Work instructions
Exactly reproduce the entries, dropping any pictures from your copy.

Provided entries
▬▬▬▬▬▬▬▬▬▬
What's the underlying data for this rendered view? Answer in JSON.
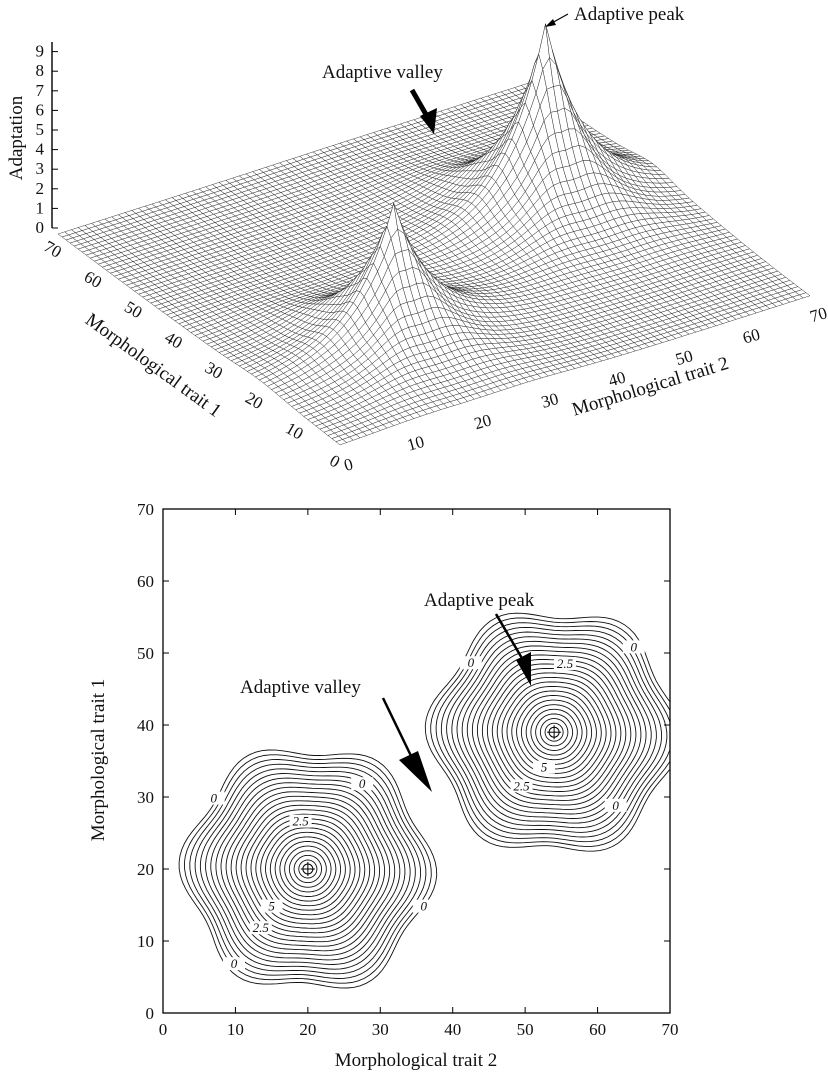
{
  "chart_data": [
    {
      "type": "surface",
      "zlabel": "Adaptation",
      "xlabel": "Morphological trait 2",
      "ylabel": "Morphological trait 1",
      "x_ticks": [
        0,
        10,
        20,
        30,
        40,
        50,
        60,
        70
      ],
      "y_ticks": [
        0,
        10,
        20,
        30,
        40,
        50,
        60,
        70
      ],
      "z_ticks": [
        0,
        1,
        2,
        3,
        4,
        5,
        6,
        7,
        8,
        9
      ],
      "xlim": [
        0,
        70
      ],
      "ylim": [
        0,
        70
      ],
      "zlim": [
        0,
        9.5
      ],
      "peaks": [
        {
          "x": 20,
          "y": 20,
          "height": 7.1
        },
        {
          "x": 54,
          "y": 39,
          "height": 9.6
        }
      ],
      "annotations": [
        {
          "text": "Adaptive peak"
        },
        {
          "text": "Adaptive valley"
        }
      ]
    },
    {
      "type": "contour",
      "xlabel": "Morphological trait 2",
      "ylabel": "Morphological trait 1",
      "x_ticks": [
        0,
        10,
        20,
        30,
        40,
        50,
        60,
        70
      ],
      "y_ticks": [
        0,
        10,
        20,
        30,
        40,
        50,
        60,
        70
      ],
      "xlim": [
        0,
        70
      ],
      "ylim": [
        0,
        70
      ],
      "peaks": [
        {
          "x": 20,
          "y": 20
        },
        {
          "x": 54,
          "y": 39
        }
      ],
      "contour_labels": [
        {
          "text": "0",
          "x": 27.5,
          "y": 31.5
        },
        {
          "text": "0",
          "x": 7,
          "y": 29.5
        },
        {
          "text": "2.5",
          "x": 19,
          "y": 26.3
        },
        {
          "text": "5",
          "x": 15,
          "y": 14.5
        },
        {
          "text": "2.5",
          "x": 13.5,
          "y": 11.5
        },
        {
          "text": "0",
          "x": 9.8,
          "y": 6.5
        },
        {
          "text": "0",
          "x": 36,
          "y": 14.5
        },
        {
          "text": "0",
          "x": 42.5,
          "y": 48.3
        },
        {
          "text": "0",
          "x": 65,
          "y": 50.5
        },
        {
          "text": "2.5",
          "x": 55.5,
          "y": 48.2
        },
        {
          "text": "5",
          "x": 52.6,
          "y": 33.8
        },
        {
          "text": "2.5",
          "x": 49.5,
          "y": 31.2
        },
        {
          "text": "0",
          "x": 62.5,
          "y": 28.5
        }
      ],
      "annotations": [
        {
          "text": "Adaptive peak"
        },
        {
          "text": "Adaptive valley"
        }
      ]
    }
  ]
}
▬▬▬▬▬▬▬▬▬▬
Output
What's the underlying data for this rendered view? Answer in JSON.
{
  "chart_data": [
    {
      "type": "surface",
      "zlabel": "Adaptation",
      "xlabel": "Morphological trait 2",
      "ylabel": "Morphological trait 1",
      "x_ticks": [
        0,
        10,
        20,
        30,
        40,
        50,
        60,
        70
      ],
      "y_ticks": [
        0,
        10,
        20,
        30,
        40,
        50,
        60,
        70
      ],
      "z_ticks": [
        0,
        1,
        2,
        3,
        4,
        5,
        6,
        7,
        8,
        9
      ],
      "xlim": [
        0,
        70
      ],
      "ylim": [
        0,
        70
      ],
      "zlim": [
        0,
        9.5
      ],
      "peaks": [
        {
          "x": 20,
          "y": 20,
          "height": 7.1
        },
        {
          "x": 54,
          "y": 39,
          "height": 9.6
        }
      ],
      "annotations": [
        {
          "text": "Adaptive peak"
        },
        {
          "text": "Adaptive valley"
        }
      ]
    },
    {
      "type": "contour",
      "xlabel": "Morphological trait 2",
      "ylabel": "Morphological trait 1",
      "x_ticks": [
        0,
        10,
        20,
        30,
        40,
        50,
        60,
        70
      ],
      "y_ticks": [
        0,
        10,
        20,
        30,
        40,
        50,
        60,
        70
      ],
      "xlim": [
        0,
        70
      ],
      "ylim": [
        0,
        70
      ],
      "peaks": [
        {
          "x": 20,
          "y": 20
        },
        {
          "x": 54,
          "y": 39
        }
      ],
      "contour_labels": [
        {
          "text": "0",
          "x": 27.5,
          "y": 31.5
        },
        {
          "text": "0",
          "x": 7,
          "y": 29.5
        },
        {
          "text": "2.5",
          "x": 19,
          "y": 26.3
        },
        {
          "text": "5",
          "x": 15,
          "y": 14.5
        },
        {
          "text": "2.5",
          "x": 13.5,
          "y": 11.5
        },
        {
          "text": "0",
          "x": 9.8,
          "y": 6.5
        },
        {
          "text": "0",
          "x": 36,
          "y": 14.5
        },
        {
          "text": "0",
          "x": 42.5,
          "y": 48.3
        },
        {
          "text": "0",
          "x": 65,
          "y": 50.5
        },
        {
          "text": "2.5",
          "x": 55.5,
          "y": 48.2
        },
        {
          "text": "5",
          "x": 52.6,
          "y": 33.8
        },
        {
          "text": "2.5",
          "x": 49.5,
          "y": 31.2
        },
        {
          "text": "0",
          "x": 62.5,
          "y": 28.5
        }
      ],
      "annotations": [
        {
          "text": "Adaptive peak"
        },
        {
          "text": "Adaptive valley"
        }
      ]
    }
  ]
}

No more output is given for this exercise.